'''

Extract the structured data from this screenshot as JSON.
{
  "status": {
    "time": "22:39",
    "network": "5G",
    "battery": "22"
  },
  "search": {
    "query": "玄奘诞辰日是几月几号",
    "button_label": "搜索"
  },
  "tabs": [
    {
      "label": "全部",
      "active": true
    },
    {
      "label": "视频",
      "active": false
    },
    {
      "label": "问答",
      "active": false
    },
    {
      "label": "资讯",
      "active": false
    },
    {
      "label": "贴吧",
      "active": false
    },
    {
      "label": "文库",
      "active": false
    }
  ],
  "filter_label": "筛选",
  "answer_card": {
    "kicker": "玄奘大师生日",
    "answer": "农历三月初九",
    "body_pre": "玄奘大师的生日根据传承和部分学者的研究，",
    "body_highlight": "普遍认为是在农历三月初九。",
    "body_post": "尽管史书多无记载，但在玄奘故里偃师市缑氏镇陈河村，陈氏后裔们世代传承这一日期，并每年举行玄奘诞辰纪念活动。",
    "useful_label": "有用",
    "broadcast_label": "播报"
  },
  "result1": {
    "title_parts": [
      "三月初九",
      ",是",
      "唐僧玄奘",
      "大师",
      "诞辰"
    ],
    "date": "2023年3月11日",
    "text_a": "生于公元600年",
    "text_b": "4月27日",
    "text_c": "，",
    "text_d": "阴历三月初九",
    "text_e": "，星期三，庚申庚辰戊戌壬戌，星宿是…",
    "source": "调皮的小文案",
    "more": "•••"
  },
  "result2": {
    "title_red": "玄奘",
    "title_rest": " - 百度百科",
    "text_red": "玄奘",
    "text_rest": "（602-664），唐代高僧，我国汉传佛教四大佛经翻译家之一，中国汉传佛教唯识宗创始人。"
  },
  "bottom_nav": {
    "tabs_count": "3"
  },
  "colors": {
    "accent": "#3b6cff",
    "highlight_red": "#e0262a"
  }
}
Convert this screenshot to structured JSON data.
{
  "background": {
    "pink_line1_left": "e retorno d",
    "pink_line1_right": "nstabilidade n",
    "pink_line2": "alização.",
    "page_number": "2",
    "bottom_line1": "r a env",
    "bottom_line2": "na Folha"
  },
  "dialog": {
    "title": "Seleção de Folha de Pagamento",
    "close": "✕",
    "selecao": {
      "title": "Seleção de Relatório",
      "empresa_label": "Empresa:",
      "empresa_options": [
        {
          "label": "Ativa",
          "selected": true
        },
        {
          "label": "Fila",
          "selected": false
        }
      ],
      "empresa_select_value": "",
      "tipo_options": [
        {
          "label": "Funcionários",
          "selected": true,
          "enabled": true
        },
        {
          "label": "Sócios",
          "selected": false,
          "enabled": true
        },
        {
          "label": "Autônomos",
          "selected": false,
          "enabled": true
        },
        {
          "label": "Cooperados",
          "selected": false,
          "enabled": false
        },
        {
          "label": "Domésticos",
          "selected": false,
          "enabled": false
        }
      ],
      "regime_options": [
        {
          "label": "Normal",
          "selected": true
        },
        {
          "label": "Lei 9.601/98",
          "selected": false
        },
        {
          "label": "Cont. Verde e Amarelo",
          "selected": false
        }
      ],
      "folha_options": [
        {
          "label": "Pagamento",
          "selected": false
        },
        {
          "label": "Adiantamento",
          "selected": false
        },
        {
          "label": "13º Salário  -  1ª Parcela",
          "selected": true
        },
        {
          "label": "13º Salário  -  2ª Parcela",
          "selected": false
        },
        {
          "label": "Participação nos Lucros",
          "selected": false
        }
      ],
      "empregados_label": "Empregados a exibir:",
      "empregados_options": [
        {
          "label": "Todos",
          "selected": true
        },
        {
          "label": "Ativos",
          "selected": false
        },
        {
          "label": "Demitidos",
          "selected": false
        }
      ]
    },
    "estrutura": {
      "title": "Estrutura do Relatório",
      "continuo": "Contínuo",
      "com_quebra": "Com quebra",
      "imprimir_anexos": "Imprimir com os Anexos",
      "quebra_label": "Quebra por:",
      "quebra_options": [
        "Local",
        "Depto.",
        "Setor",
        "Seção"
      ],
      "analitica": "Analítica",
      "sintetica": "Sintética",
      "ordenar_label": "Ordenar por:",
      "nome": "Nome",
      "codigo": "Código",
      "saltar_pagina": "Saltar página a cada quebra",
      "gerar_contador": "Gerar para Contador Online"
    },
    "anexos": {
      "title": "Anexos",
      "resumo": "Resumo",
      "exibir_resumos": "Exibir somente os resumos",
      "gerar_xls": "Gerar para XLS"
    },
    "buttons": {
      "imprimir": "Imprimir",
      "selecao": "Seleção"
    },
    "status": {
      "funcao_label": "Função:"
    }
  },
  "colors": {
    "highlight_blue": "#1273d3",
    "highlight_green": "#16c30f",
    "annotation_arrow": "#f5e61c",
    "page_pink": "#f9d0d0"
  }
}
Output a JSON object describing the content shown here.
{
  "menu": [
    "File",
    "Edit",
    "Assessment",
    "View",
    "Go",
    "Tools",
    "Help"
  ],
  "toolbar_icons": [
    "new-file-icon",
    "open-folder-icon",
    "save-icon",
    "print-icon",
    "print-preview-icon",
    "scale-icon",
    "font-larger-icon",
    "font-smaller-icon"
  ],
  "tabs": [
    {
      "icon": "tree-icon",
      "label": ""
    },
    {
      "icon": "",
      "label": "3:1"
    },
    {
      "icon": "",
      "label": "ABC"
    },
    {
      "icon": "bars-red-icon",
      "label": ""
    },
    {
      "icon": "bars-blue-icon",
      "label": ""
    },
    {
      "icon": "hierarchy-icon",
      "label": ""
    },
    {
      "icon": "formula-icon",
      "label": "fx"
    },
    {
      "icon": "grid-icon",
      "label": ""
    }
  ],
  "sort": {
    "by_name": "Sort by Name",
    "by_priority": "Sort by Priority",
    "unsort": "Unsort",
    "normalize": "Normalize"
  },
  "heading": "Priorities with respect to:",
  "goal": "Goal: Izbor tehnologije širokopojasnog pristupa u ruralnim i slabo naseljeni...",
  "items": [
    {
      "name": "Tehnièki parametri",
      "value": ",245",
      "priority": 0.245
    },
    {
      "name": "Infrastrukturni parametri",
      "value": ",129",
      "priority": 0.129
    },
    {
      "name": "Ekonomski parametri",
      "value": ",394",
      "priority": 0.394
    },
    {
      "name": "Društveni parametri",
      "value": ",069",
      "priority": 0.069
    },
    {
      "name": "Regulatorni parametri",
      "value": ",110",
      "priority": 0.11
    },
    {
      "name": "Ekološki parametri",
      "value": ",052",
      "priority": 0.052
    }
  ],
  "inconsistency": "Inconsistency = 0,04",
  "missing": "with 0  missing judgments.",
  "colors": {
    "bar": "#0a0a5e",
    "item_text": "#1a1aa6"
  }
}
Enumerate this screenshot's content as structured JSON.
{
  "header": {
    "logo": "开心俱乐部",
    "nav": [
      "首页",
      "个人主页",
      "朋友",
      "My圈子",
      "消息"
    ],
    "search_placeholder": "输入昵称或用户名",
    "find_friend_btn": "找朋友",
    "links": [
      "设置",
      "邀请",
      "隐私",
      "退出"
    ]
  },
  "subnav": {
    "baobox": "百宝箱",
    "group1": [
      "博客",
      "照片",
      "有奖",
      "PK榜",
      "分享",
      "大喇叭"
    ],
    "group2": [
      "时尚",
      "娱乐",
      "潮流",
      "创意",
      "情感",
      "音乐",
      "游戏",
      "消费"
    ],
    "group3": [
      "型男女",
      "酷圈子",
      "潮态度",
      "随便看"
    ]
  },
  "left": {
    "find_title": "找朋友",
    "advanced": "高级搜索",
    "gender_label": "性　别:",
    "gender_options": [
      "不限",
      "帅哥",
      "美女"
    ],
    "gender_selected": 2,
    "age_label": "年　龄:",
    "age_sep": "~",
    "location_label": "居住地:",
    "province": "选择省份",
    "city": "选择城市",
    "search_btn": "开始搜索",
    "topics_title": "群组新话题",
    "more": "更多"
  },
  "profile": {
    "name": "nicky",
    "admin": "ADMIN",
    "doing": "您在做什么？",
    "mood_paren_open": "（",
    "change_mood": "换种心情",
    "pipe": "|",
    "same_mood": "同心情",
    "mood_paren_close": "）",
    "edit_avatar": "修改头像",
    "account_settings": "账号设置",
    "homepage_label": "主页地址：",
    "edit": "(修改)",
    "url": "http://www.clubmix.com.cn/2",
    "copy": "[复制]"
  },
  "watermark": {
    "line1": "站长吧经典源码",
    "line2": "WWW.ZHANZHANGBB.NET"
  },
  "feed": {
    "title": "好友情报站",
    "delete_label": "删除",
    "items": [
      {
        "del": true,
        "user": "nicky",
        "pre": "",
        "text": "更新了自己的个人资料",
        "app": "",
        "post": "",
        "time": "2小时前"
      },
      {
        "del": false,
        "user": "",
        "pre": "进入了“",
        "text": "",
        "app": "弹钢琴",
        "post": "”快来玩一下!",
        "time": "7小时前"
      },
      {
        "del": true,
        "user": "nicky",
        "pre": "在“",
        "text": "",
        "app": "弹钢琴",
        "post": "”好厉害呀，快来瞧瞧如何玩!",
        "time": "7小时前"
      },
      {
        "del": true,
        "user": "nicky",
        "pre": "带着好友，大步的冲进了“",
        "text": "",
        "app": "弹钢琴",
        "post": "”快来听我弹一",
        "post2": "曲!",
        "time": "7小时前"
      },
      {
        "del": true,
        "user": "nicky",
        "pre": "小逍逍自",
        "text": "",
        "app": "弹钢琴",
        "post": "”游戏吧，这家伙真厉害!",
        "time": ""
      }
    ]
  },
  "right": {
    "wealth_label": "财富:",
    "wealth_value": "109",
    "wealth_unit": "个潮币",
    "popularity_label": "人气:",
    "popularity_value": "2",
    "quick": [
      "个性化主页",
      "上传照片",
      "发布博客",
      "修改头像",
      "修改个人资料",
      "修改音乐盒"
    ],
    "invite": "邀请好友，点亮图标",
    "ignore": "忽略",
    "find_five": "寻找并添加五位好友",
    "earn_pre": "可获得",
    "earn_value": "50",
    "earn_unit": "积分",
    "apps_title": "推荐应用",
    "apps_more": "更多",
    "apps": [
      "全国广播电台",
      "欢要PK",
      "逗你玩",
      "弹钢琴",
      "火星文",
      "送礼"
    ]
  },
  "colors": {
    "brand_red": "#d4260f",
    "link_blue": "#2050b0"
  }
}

'''

Write only the number of lines in the data above that include "Relatório".

2